(Data entries)
*****

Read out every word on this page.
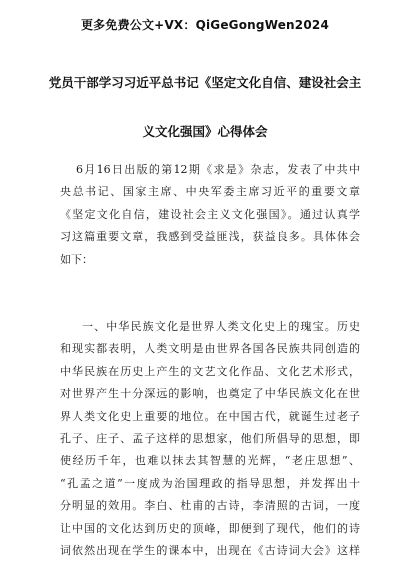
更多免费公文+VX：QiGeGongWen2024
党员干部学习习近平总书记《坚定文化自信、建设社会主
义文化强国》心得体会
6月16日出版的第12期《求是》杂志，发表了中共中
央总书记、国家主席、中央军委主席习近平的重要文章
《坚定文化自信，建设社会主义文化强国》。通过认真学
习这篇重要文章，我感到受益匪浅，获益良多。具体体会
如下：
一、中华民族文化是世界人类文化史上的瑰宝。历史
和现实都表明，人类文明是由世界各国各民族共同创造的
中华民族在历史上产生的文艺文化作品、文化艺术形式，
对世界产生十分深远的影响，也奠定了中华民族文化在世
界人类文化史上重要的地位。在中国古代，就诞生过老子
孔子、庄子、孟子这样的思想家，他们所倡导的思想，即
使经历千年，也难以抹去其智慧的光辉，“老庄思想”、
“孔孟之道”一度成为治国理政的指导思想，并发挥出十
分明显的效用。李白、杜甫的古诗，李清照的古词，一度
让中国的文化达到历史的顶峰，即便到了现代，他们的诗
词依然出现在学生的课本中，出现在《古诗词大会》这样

*****

→ **Task to complete**
Which lines hold the string "坚定文化自信"? Copy all of them from the data above.

→ **Exercise output**
党员干部学习习近平总书记《坚定文化自信、建设社会主
《坚定文化自信，建设社会主义文化强国》。通过认真学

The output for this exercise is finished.